▸ REQUEST 1: In the Indiana local rules excerpt, by what date does the Northern District invite comments on its proposed amendments?
▸ REQUEST 2: Please duplicate the part of the Indiana local rules excerpt starting with "(B) the new" and going on through "despite due diligence.".

▸ EXCERPT TO READ:

========================================

Local Rule amendments are in the works in the Northern District and Southern District of Indiana, with amendments to take effect Jan. 1. In the Northern District, the court has issued formal notice of its proposed amendments, inviting comments by Nov. 18. The amendments are posted on the website, but include the following of note:

Local Rule 6-1(b) on extensions of time would have no substantive change, but be cleaned up as follows with italics showing additions:

(b) Automatic Initial Extension. The deadline for filing a responsive pleading or a response to a written request for discovery or admissions will automatically be extended upon filing a notice of the extension with the court if: to respond to a pleading or a discovery request – including requests for admission – is automatically extended when an extension notice is filed with the court and:

(1) the deadline has not been extended before;

(2) the extension is for 28 or fewer days; and

(3) the party has diligently attempted to contact opposing attorneys to get their agreement to the extension;

(4) all opposing attorneys the party could reach have agreed to the extension; and

(5) the notice states:

(A) the original deadline and the requested deadline;

(B) the new deadline; that all opposing attorneys the party could reach have

agreed to the extension;
and

(C) that all opposing attorneys the attorney could reach agreed to the extension; or that the party could not reach any other opposing attorneys despite due diligence.

========================================

▸ DATA PROVIDED:

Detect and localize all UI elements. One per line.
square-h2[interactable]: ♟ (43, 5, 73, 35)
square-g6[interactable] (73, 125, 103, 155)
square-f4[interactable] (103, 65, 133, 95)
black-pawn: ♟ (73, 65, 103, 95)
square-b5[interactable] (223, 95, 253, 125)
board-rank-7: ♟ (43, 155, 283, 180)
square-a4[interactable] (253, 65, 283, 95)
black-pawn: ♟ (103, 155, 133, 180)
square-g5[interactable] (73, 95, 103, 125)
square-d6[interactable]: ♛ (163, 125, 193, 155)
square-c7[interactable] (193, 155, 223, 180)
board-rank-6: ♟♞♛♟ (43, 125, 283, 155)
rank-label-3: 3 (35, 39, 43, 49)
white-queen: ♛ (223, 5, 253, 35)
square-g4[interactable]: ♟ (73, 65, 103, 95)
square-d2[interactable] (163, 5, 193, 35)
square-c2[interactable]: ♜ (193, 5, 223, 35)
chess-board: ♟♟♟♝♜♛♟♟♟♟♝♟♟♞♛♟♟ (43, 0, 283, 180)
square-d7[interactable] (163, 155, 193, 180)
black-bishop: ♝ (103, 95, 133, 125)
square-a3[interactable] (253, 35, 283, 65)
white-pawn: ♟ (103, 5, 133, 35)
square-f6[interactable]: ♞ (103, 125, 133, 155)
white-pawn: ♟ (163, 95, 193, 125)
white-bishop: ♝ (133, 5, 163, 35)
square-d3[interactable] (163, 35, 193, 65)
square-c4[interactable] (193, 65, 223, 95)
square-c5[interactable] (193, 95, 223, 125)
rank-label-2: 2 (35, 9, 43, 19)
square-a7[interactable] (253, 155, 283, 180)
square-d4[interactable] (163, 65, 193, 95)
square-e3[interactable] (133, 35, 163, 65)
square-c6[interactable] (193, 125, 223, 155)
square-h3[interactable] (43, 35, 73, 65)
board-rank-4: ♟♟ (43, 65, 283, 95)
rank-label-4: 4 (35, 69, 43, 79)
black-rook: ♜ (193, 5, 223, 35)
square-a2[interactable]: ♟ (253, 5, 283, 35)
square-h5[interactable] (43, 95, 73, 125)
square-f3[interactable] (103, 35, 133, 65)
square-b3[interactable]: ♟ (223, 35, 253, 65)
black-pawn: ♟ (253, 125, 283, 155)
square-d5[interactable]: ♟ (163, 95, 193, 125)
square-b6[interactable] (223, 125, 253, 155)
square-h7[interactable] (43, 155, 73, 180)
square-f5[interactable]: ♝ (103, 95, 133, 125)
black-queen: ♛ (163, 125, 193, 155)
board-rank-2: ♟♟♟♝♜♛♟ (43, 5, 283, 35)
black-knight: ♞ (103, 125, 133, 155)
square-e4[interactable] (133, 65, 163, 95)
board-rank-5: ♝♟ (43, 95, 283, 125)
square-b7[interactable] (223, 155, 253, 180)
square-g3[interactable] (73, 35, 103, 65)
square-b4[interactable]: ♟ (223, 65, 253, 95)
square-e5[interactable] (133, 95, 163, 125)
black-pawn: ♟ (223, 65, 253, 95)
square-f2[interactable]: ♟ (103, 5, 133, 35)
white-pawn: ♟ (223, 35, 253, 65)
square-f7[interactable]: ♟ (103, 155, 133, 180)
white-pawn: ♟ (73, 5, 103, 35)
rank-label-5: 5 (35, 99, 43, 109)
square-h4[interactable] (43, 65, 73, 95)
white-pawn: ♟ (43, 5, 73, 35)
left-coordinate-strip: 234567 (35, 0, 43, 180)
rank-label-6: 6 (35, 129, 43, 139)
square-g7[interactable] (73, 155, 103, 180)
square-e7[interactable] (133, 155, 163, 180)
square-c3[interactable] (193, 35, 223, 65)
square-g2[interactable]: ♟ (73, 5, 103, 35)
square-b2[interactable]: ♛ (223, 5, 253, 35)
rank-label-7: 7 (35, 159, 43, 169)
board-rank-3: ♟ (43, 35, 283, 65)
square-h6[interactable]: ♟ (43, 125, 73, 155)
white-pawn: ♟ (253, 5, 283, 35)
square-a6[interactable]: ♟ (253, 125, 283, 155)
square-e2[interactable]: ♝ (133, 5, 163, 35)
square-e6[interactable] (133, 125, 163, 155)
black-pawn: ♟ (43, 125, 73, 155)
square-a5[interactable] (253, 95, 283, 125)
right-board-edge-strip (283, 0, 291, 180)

========================================

▸ RESPONSE 1: Nov. 18

▸ RESPONSE 2:
(B) the new deadline; that all opposing attorneys the party could reach have

agreed to the extension;
and

(C) that all opposing attorneys the attorney could reach agreed to the extension; or that the party could not reach any other opposing attorneys despite due diligence.